%%

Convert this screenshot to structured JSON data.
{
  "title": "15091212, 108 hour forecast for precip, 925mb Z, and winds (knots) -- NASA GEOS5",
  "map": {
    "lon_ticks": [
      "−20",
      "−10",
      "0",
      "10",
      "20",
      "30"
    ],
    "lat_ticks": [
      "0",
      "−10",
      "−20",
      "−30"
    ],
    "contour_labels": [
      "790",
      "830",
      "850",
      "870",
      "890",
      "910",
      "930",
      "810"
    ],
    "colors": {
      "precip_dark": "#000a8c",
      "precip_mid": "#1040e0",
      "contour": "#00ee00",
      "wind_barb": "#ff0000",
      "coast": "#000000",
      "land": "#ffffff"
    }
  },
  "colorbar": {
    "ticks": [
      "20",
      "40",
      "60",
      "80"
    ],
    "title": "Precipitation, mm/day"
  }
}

%%

Say, as a single number and nothing more, how many lines of the entries contain the word "title".

2